EXERCISE: Your task is to transcribe the data in full.

RECORDS FOR THIS EXERCISE:

■ ■ ■

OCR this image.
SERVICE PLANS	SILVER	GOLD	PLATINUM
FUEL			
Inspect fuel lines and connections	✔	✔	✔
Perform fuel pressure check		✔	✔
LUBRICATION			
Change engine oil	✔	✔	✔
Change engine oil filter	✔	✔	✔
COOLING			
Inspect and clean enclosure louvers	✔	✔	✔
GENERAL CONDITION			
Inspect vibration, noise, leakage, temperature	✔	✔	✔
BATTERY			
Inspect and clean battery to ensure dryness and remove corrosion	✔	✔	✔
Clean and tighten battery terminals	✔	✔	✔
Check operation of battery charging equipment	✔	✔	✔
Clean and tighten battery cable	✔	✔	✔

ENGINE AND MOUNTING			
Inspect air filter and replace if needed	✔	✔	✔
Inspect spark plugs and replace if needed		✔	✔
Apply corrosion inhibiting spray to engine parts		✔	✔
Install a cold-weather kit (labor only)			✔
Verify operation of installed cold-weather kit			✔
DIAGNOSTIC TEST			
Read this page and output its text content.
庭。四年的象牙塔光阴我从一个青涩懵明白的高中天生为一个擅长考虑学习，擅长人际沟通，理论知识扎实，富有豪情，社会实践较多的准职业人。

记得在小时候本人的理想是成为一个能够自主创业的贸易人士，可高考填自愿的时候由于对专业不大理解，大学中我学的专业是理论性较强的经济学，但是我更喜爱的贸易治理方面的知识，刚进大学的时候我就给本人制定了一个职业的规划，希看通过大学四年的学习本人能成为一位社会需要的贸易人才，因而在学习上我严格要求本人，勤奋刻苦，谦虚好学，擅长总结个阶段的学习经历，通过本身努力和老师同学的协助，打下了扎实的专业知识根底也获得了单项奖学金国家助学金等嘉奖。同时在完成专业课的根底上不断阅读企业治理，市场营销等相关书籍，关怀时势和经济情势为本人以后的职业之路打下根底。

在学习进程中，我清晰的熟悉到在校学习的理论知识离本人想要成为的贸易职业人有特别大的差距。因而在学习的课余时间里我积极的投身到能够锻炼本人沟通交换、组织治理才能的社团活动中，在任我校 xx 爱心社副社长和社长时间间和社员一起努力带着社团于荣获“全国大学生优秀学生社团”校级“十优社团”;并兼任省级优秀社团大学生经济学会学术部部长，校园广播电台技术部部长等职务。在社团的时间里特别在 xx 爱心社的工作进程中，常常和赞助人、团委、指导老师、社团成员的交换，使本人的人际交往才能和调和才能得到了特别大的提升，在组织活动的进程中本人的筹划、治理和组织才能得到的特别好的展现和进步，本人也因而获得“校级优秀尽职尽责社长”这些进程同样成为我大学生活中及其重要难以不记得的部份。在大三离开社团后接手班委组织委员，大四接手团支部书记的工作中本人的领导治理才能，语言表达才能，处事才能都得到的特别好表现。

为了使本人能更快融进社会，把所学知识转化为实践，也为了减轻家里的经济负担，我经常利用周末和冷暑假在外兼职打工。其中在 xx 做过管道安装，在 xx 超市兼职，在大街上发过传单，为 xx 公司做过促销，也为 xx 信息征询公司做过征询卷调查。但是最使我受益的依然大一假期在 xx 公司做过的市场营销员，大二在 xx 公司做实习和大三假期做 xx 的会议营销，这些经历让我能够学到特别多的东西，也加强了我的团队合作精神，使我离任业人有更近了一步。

■ ■ ■

RESULT FOR THIS EXERCISE:
OCR this image.
SERVICE PLANS	SILVER	GOLD	PLATINUM
FUEL			
Inspect fuel lines and connections	✔	✔	✔
Perform fuel pressure check		✔	✔
LUBRICATION			
Change engine oil	✔	✔	✔
Change engine oil filter	✔	✔	✔
COOLING			
Inspect and clean enclosure louvers	✔	✔	✔
GENERAL CONDITION			
Inspect vibration, noise, leakage, temperature	✔	✔	✔
BATTERY			
Inspect and clean battery to ensure dryness and remove corrosion	✔	✔	✔
Clean and tighten battery terminals	✔	✔	✔
Check operation of battery charging equipment	✔	✔	✔
Clean and tighten battery cable	✔	✔	✔

ENGINE AND MOUNTING			
Inspect air filter and replace if needed	✔	✔	✔
Inspect spark plugs and replace if needed		✔	✔
Apply corrosion inhibiting spray to engine parts		✔	✔
Install a cold-weather kit (labor only)			✔
Verify operation of installed cold-weather kit			✔
DIAGNOSTIC TEST			
Read this page and output its text content.
庭。四年的象牙塔光阴我从一个青涩懵明白的高中天生为一个擅长考虑学习，擅长人际沟通，理论知识扎实，富有豪情，社会实践较多的准职业人。

记得在小时候本人的理想是成为一个能够自主创业的贸易人士，可高考填自愿的时候由于对专业不大理解，大学中我学的专业是理论性较强的经济学，但是我更喜爱的贸易治理方面的知识，刚进大学的时候我就给本人制定了一个职业的规划，希看通过大学四年的学习本人能成为一位社会需要的贸易人才，因而在学习上我严格要求本人，勤奋刻苦，谦虚好学，擅长总结个阶段的学习经历，通过本身努力和老师同学的协助，打下了扎实的专业知识根底也获得了单项奖学金国家助学金等嘉奖。同时在完成专业课的根底上不断阅读企业治理，市场营销等相关书籍，关怀时势和经济情势为本人以后的职业之路打下根底。

在学习进程中，我清晰的熟悉到在校学习的理论知识离本人想要成为的贸易职业人有特别大的差距。因而在学习的课余时间里我积极的投身到能够锻炼本人沟通交换、组织治理才能的社团活动中，在任我校 xx 爱心社副社长和社长时间间和社员一起努力带着社团于荣获“全国大学生优秀学生社团”校级“十优社团”;并兼任省级优秀社团大学生经济学会学术部部长，校园广播电台技术部部长等职务。在社团的时间里特别在 xx 爱心社的工作进程中，常常和赞助人、团委、指导老师、社团成员的交换，使本人的人际交往才能和调和才能得到了特别大的提升，在组织活动的进程中本人的筹划、治理和组织才能得到的特别好的展现和进步，本人也因而获得“校级优秀尽职尽责社长”这些进程同样成为我大学生活中及其重要难以不记得的部份。在大三离开社团后接手班委组织委员，大四接手团支部书记的工作中本人的领导治理才能，语言表达才能，处事才能都得到的特别好表现。

为了使本人能更快融进社会，把所学知识转化为实践，也为了减轻家里的经济负担，我经常利用周末和冷暑假在外兼职打工。其中在 xx 做过管道安装，在 xx 超市兼职，在大街上发过传单，为 xx 公司做过促销，也为 xx 信息征询公司做过征询卷调查。但是最使我受益的依然大一假期在 xx 公司做过的市场营销员，大二在 xx 公司做实习和大三假期做 xx 的会议营销，这些经历让我能够学到特别多的东西，也加强了我的团队合作精神，使我离任业人有更近了一步。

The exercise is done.